Jésus-Christ étant venu rétablir l’ordre que le péché avait renversé, et l’ordre demandant que les plus grands biens soient accompagnés des plaisirs les plus solides, il est visible que les choses doivent arriver comme on vient de le dire. Mais outre la raison nous avons encore l’expérience ; car dès qu’une personne forme seulement la résolution de mépriser tout pour Dieu. il est d’ordinaire touché d’un plaisir ou d’une joie intérieure qui lui fait sentir aussi vivement que Dieu est son bien, qu’il le connaissait clairement.

Les vrais chrétiens nous assurent tous les jours que la joie, qu’ils ont de n’aimer et de ne servir que Dieu, ne se peut exprimer, et il est bien juste de les croire touchant ce qui se passe dans eux-mêmes. Les impies au contraire sont toujours dans des inquiétudes mortelles ; et ceux que le monde partage avec Dieu, partagent aussi la joie des justes et les inquiétudes des impies. Ils se plaignent de leurs misères, et il est juste aussi de croire que leurs plaintes ne sont point sans fondement. Dieu blesse les hommes dans le fond de leur cœur lorsqu’ils aiment autre chose que lui, et c’est cette blessure qui fait la véritable misère. Il répand une joie excessive dans leurs esprits lorsqu’ils s’attachent uniquement à lui. et c’est cette joie qui fait la solide félicité. L’abondance des richesses et l’élévation des honneurs sont hors de nous, ils ne peuvent nous guérir lorsque Dieu nous blesse. La pauvreté et le mépris sont aussi hors de nous, et ils ne peuvent nous blesser lorsque Dieu nous défend.

Lignes du jeu de données
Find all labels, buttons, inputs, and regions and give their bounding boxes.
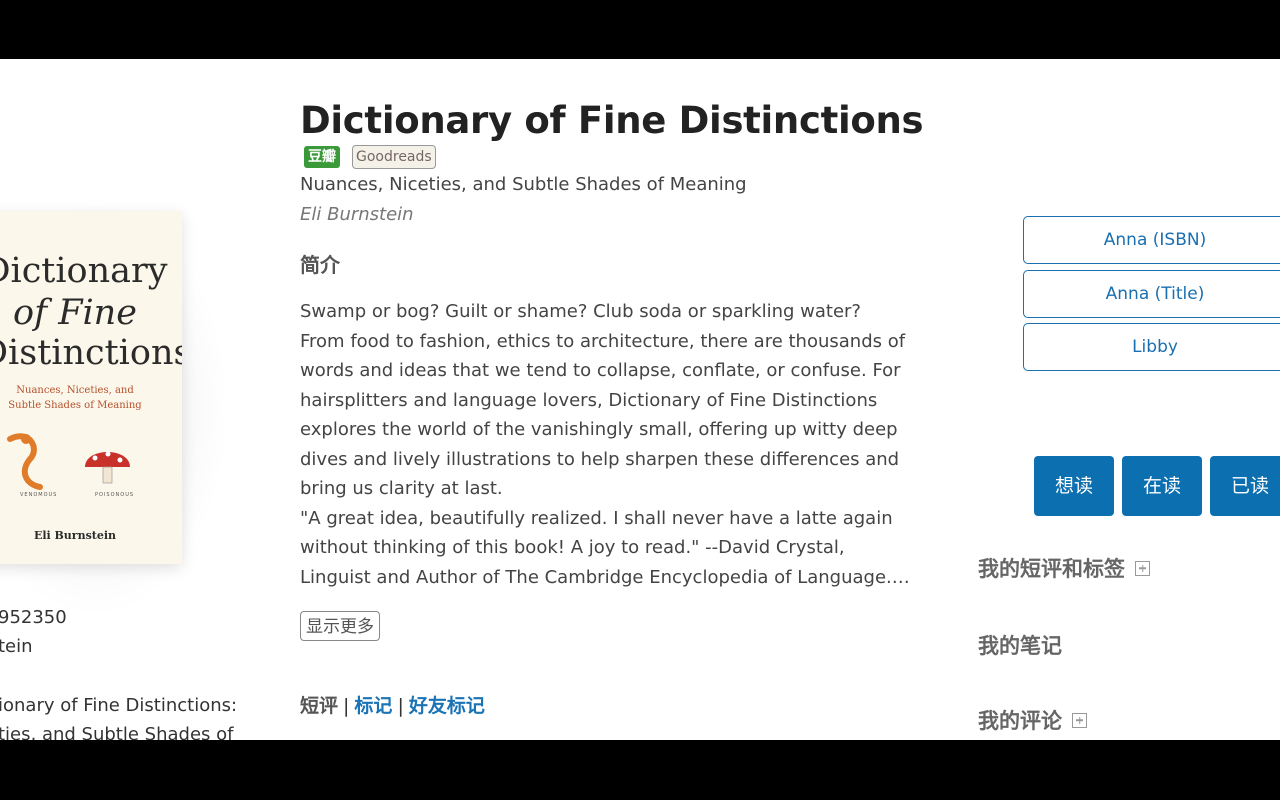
meta-title-fragment-2: ties, and Subtle Shades of (0, 724, 234, 740)
my-reviews: 我的评论 (978, 705, 1087, 735)
anna-title-button[interactable]: Anna (Title) (1023, 270, 1280, 318)
libby-button[interactable]: Libby (1023, 323, 1280, 371)
goodreads-badge[interactable]: Goodreads (352, 145, 436, 169)
cover-tagline-1: Nuances, Niceties, and (16, 385, 134, 396)
cover-title-line-3: Distinctions (0, 333, 182, 373)
cover-caption-left: VENOMOUS (20, 492, 58, 498)
cover-illustration (7, 433, 130, 490)
read-button[interactable]: 已读 (1210, 456, 1280, 516)
tab-friend-marks[interactable]: 好友标记 (409, 695, 485, 717)
cover-caption-right: POISONOUS (95, 492, 135, 498)
reading-button[interactable]: 在读 (1122, 456, 1202, 516)
tab-marks[interactable]: 标记 (354, 695, 392, 717)
description-paragraph-2: "A great idea, beautifully realized. I s… (300, 507, 910, 588)
douban-badge[interactable]: 豆瓣 (304, 146, 340, 168)
my-notes: 我的笔记 (978, 630, 1062, 660)
intro-heading: 简介 (300, 253, 340, 277)
tab-separator: | (397, 695, 404, 717)
add-review-icon[interactable] (1072, 712, 1087, 728)
meta-isbn-fragment: 952350 (0, 607, 67, 628)
mushroom-illustration (85, 451, 130, 484)
my-notes-label: 我的笔记 (978, 634, 1062, 658)
add-short-review-icon[interactable] (1135, 560, 1150, 576)
book-title: Dictionary of Fine Distinctions (300, 99, 924, 142)
want-to-read-button[interactable]: 想读 (1034, 456, 1114, 516)
cover-title-line-1: Dictionary (0, 251, 168, 291)
anna-isbn-button[interactable]: Anna (ISBN) (1023, 216, 1280, 264)
tab-separator: | (343, 695, 350, 717)
my-short-review-tags-label: 我的短评和标签 (978, 557, 1125, 581)
book-description: Swamp or bog? Guilt or shame? Club soda … (300, 297, 910, 592)
book-cover[interactable]: Dictionary of Fine Distinctions Nuances,… (0, 211, 182, 564)
review-tabs: 短评 | 标记 | 好友标记 (300, 691, 485, 718)
tab-short-reviews[interactable]: 短评 (300, 695, 338, 717)
cover-title-line-2: of Fine (13, 293, 137, 333)
book-author[interactable]: Eli Burnstein (300, 204, 414, 225)
my-reviews-label: 我的评论 (978, 709, 1062, 733)
meta-title-fragment-1: ionary of Fine Distinctions: (0, 695, 238, 716)
page-viewport: Dictionary of Fine Distinctions Nuances,… (0, 59, 1280, 740)
cover-author: Eli Burnstein (33, 529, 117, 542)
description-paragraph-1: Swamp or bog? Guilt or shame? Club soda … (300, 301, 906, 499)
my-short-review-tags: 我的短评和标签 (978, 553, 1150, 583)
cover-tagline-2: Subtle Shades of Meaning (8, 400, 142, 411)
book-subtitle: Nuances, Niceties, and Subtle Shades of … (300, 174, 747, 195)
show-more-button[interactable]: 显示更多 (300, 611, 380, 641)
meta-author-fragment: tein (0, 636, 33, 657)
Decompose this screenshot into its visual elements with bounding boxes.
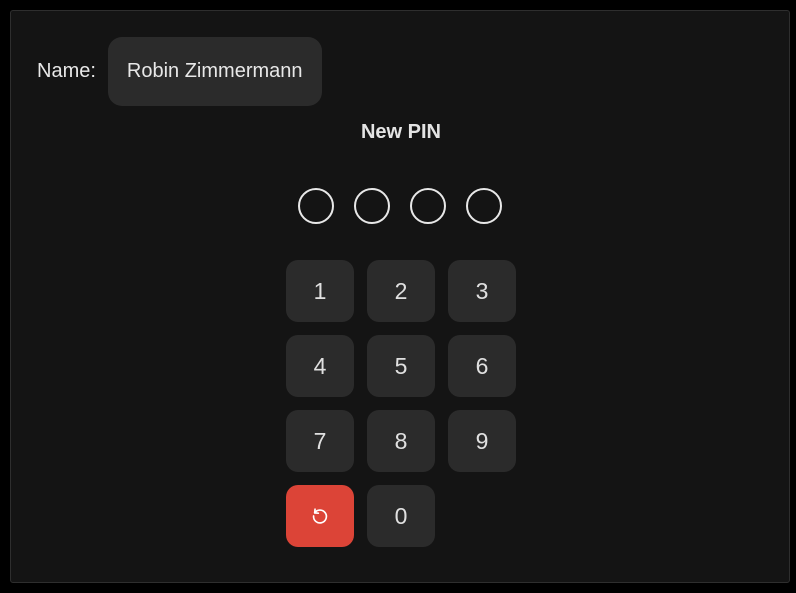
pin-indicator	[298, 188, 502, 224]
reset-icon	[309, 505, 331, 527]
pin-title: New PIN	[360, 121, 442, 143]
key-8[interactable]: 8	[367, 410, 435, 472]
name-field[interactable]: Robin Zimmermann	[107, 36, 322, 106]
pin-dot	[466, 188, 502, 224]
key-1[interactable]: 1	[286, 260, 354, 322]
key-9[interactable]: 9	[448, 410, 516, 472]
key-7[interactable]: 7	[286, 410, 354, 472]
key-2[interactable]: 2	[367, 260, 435, 322]
pin-dot	[410, 188, 446, 224]
name-label: Name:	[37, 59, 96, 82]
pin-dot	[354, 188, 390, 224]
reset-button[interactable]	[286, 485, 354, 547]
key-0[interactable]: 0	[367, 485, 435, 547]
key-4[interactable]: 4	[286, 335, 354, 397]
pin-dot	[298, 188, 334, 224]
keypad: 1 2 3 4 5 6 7 8 9 0	[286, 260, 516, 547]
key-3[interactable]: 3	[448, 260, 516, 322]
key-5[interactable]: 5	[367, 335, 435, 397]
pin-setup-panel: Name: Robin Zimmermann New PIN 1 2 3 4 5…	[10, 10, 790, 583]
name-row: Name: Robin Zimmermann	[37, 36, 322, 106]
key-6[interactable]: 6	[448, 335, 516, 397]
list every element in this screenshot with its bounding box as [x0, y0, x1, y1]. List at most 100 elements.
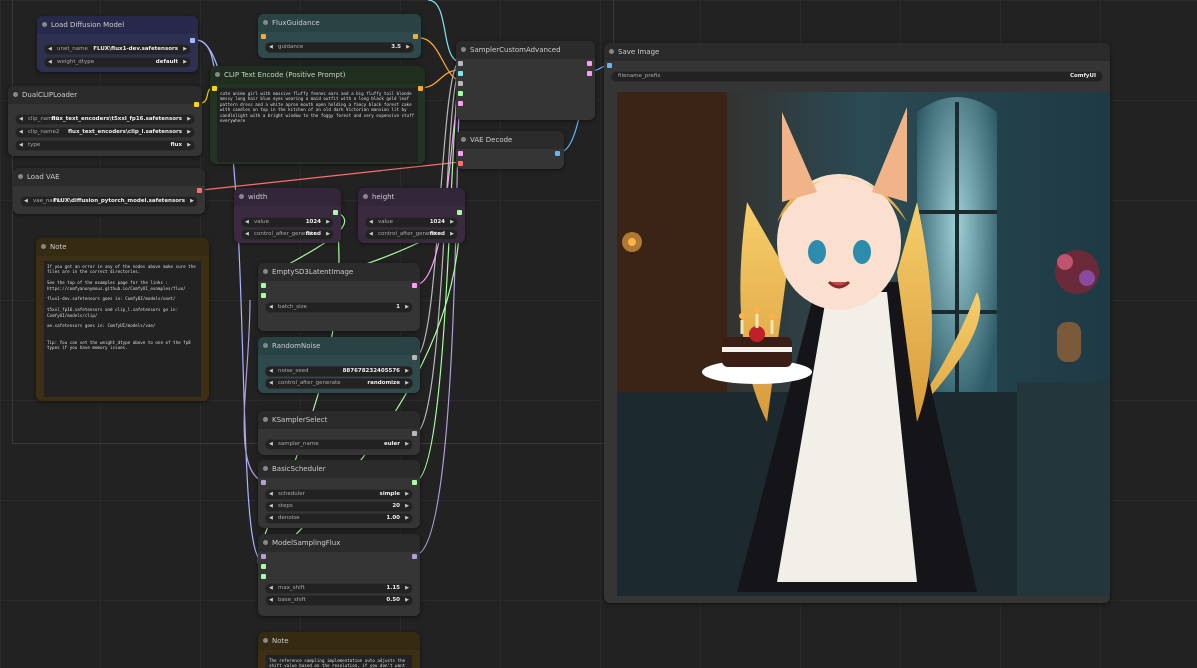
- node-width[interactable]: width ◀ value 1024 ▶ ◀ control_after_generat…: [234, 188, 341, 243]
- steps-widget[interactable]: ◀ steps 20 ▶: [265, 501, 413, 512]
- node-load-diffusion-model[interactable]: Load Diffusion Model ◀ unet_name FLUX\flux…: [37, 16, 198, 72]
- arrow-left-icon[interactable]: ◀: [245, 218, 249, 227]
- image-output-port[interactable]: [555, 151, 560, 156]
- arrow-right-icon[interactable]: ▶: [187, 115, 191, 124]
- noise-seed-widget[interactable]: ◀ noise_seed 887678232405576 ▶: [265, 366, 413, 377]
- node-title[interactable]: height: [358, 188, 465, 206]
- node-title[interactable]: Save Image: [604, 43, 1110, 61]
- denoise-widget[interactable]: ◀ denoise 1.00 ▶: [265, 513, 413, 524]
- arrow-left-icon[interactable]: ◀: [269, 584, 273, 593]
- node-title[interactable]: RandomNoise: [258, 337, 420, 355]
- weight-dtype-widget[interactable]: ◀ weight_dtype default ▶: [44, 57, 191, 68]
- arrow-right-icon[interactable]: ▶: [187, 128, 191, 137]
- arrow-left-icon[interactable]: ◀: [19, 115, 23, 124]
- arrow-right-icon[interactable]: ▶: [405, 584, 409, 593]
- arrow-left-icon[interactable]: ◀: [269, 490, 273, 499]
- model-output-port[interactable]: [412, 554, 417, 559]
- arrow-right-icon[interactable]: ▶: [405, 502, 409, 511]
- node-note-bottom[interactable]: Note The reference sampling implementati…: [258, 632, 420, 668]
- height-input-port[interactable]: [261, 293, 266, 298]
- collapse-dot[interactable]: [363, 194, 368, 199]
- collapse-dot[interactable]: [263, 343, 268, 348]
- node-title[interactable]: DualCLIPLoader: [8, 86, 202, 104]
- unet-name-widget[interactable]: ◀ unet_name FLUX\flux1-dev.safetensors ▶: [44, 44, 191, 55]
- model-input-port[interactable]: [261, 480, 266, 485]
- node-ksampler-select[interactable]: KSamplerSelect ◀ sampler_name euler ▶: [258, 411, 420, 455]
- node-title[interactable]: Note: [36, 238, 209, 256]
- arrow-left-icon[interactable]: ◀: [269, 514, 273, 523]
- node-title[interactable]: EmptySD3LatentImage: [258, 263, 420, 281]
- width-input-port[interactable]: [261, 283, 266, 288]
- arrow-right-icon[interactable]: ▶: [450, 218, 454, 227]
- arrow-right-icon[interactable]: ▶: [405, 379, 409, 388]
- height-value-widget[interactable]: ◀ value 1024 ▶: [365, 217, 458, 228]
- workflow-canvas[interactable]: Load Diffusion Model ◀ unet_name FLUX\flux…: [0, 0, 1197, 668]
- collapse-dot[interactable]: [18, 174, 23, 179]
- collapse-dot[interactable]: [263, 269, 268, 274]
- latent-output-port[interactable]: [412, 283, 417, 288]
- denoised-output-port[interactable]: [587, 71, 592, 76]
- arrow-right-icon[interactable]: ▶: [405, 596, 409, 605]
- output-port[interactable]: [587, 61, 592, 66]
- node-title[interactable]: VAE Decode: [456, 131, 564, 149]
- node-sampler-custom-advanced[interactable]: SamplerCustomAdvanced: [456, 41, 595, 120]
- arrow-right-icon[interactable]: ▶: [450, 230, 454, 239]
- noise-input-port[interactable]: [458, 61, 463, 66]
- control-after-generate-widget[interactable]: ◀ control_after_generate randomize ▶: [265, 378, 413, 389]
- arrow-left-icon[interactable]: ◀: [19, 128, 23, 137]
- sampler-output-port[interactable]: [412, 431, 417, 436]
- sampler-name-widget[interactable]: ◀ sampler_name euler ▶: [265, 439, 413, 450]
- node-title[interactable]: ModelSamplingFlux: [258, 534, 420, 552]
- collapse-dot[interactable]: [239, 194, 244, 199]
- arrow-right-icon[interactable]: ▶: [326, 218, 330, 227]
- node-title[interactable]: BasicScheduler: [258, 460, 420, 478]
- arrow-right-icon[interactable]: ▶: [406, 43, 410, 52]
- arrow-right-icon[interactable]: ▶: [187, 141, 191, 150]
- node-random-noise[interactable]: RandomNoise ◀ noise_seed 887678232405576 ▶ …: [258, 337, 420, 393]
- node-clip-text-encode[interactable]: CLIP Text Encode (Positive Prompt) cute …: [210, 66, 425, 164]
- node-dual-clip-loader[interactable]: DualCLIPLoader ◀ clip_name1 flux_text_enco…: [8, 86, 202, 156]
- collapse-dot[interactable]: [263, 466, 268, 471]
- arrow-right-icon[interactable]: ▶: [183, 45, 187, 54]
- base-shift-widget[interactable]: ◀ base_shift 0.50 ▶: [265, 595, 413, 606]
- arrow-left-icon[interactable]: ◀: [48, 58, 52, 67]
- arrow-left-icon[interactable]: ◀: [269, 303, 273, 312]
- control-after-generate-widget[interactable]: ◀ control_after_generate fixed ▶: [365, 229, 458, 240]
- vae-name-widget[interactable]: ◀ vae_name FLUX\diffusion_pytorch_model.sa…: [20, 196, 198, 207]
- collapse-dot[interactable]: [41, 244, 46, 249]
- node-empty-sd3-latent-image[interactable]: EmptySD3LatentImage ◀ batch_size 1 ▶: [258, 263, 420, 331]
- arrow-right-icon[interactable]: ▶: [405, 367, 409, 376]
- arrow-right-icon[interactable]: ▶: [405, 514, 409, 523]
- node-height[interactable]: height ◀ value 1024 ▶ ◀ control_after_genera…: [358, 188, 465, 243]
- clip-input-port[interactable]: [212, 86, 217, 91]
- node-title[interactable]: KSamplerSelect: [258, 411, 420, 429]
- arrow-left-icon[interactable]: ◀: [245, 230, 249, 239]
- arrow-right-icon[interactable]: ▶: [405, 440, 409, 449]
- collapse-dot[interactable]: [263, 638, 268, 643]
- arrow-left-icon[interactable]: ◀: [269, 379, 273, 388]
- filename-prefix-widget[interactable]: filename_prefix ComfyUI: [611, 71, 1103, 82]
- node-title[interactable]: Load VAE: [13, 168, 205, 186]
- arrow-right-icon[interactable]: ▶: [326, 230, 330, 239]
- arrow-left-icon[interactable]: ◀: [269, 502, 273, 511]
- collapse-dot[interactable]: [13, 92, 18, 97]
- node-title[interactable]: Load Diffusion Model: [37, 16, 198, 34]
- arrow-left-icon[interactable]: ◀: [24, 197, 28, 206]
- scheduler-widget[interactable]: ◀ scheduler simple ▶: [265, 489, 413, 500]
- width-input-port[interactable]: [261, 564, 266, 569]
- node-title[interactable]: SamplerCustomAdvanced: [456, 41, 595, 59]
- note-textarea[interactable]: If you get an error in any of the nodes …: [43, 260, 202, 398]
- generated-image-preview[interactable]: [617, 92, 1110, 596]
- arrow-left-icon[interactable]: ◀: [269, 43, 273, 52]
- node-vae-decode[interactable]: VAE Decode: [456, 131, 564, 169]
- arrow-right-icon[interactable]: ▶: [405, 303, 409, 312]
- node-note[interactable]: Note If you get an error in any of the n…: [36, 238, 209, 401]
- collapse-dot[interactable]: [263, 20, 268, 25]
- guider-input-port[interactable]: [458, 71, 463, 76]
- vae-output-port[interactable]: [197, 188, 202, 193]
- arrow-left-icon[interactable]: ◀: [269, 367, 273, 376]
- model-input-port[interactable]: [261, 554, 266, 559]
- noise-output-port[interactable]: [412, 355, 417, 360]
- clip-name2-widget[interactable]: ◀ clip_name2 flux_text_encoders\clip_l.saf…: [15, 127, 195, 138]
- clip-output-port[interactable]: [194, 102, 199, 107]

Tâche demandée 1 = Reformulez en liste le paragraphe de l'extrait qui commence par « Les vrais chrétiens nous assurent » en conservant ses faits principaux.
Tâche demandée 2 = Indiquez si chacune de ces affirmations concorde avec l'extrait, en répondant par oui ou non et en citant les mots décisifs : (a) les impies sont toujours dans des inquiétudes mortelles ; (b) l'abondance des richesses peut nous guérir lorsque Dieu nous blesse ; (c) la pauvreté et le mépris sont en nous.
Les lignes proviennent d'une source distincte de l'extrait.

Réponse rédigée 1 =
- Les vrais chrétiens affirment que la joie de n'aimer et de ne servir que Dieu est inexprimable, et il est juste de les croire.
- Les impies vivent toujours dans des inquiétudes mortelles.
- Ceux que le monde partage avec Dieu partagent aussi la joie des justes et les inquiétudes des impies. Leurs plaintes sur leurs misères sont fondées.
- Dieu blesse le cœur des hommes qui aiment autre chose que lui, et cette blessure constitue la véritable misère.
- Il répand une joie excessive en ceux qui s'attachent uniquement à lui, et cette joie fait la solide félicité.
- Richesses et honneurs sont hors de nous et ne peuvent nous guérir quand Dieu nous blesse.
- Pauvreté et mépris sont aussi hors de nous et ne peuvent nous blesser quand Dieu nous défend.

Réponse rédigée 2 =
(a) Oui : « Les impies au contraire sont toujours dans des inquiétudes mortelles ».
(b) Non : « ils ne peuvent nous guérir lorsque Dieu nous blesse ».
(c) Non : « La pauvreté et le mépris sont aussi hors de nous ».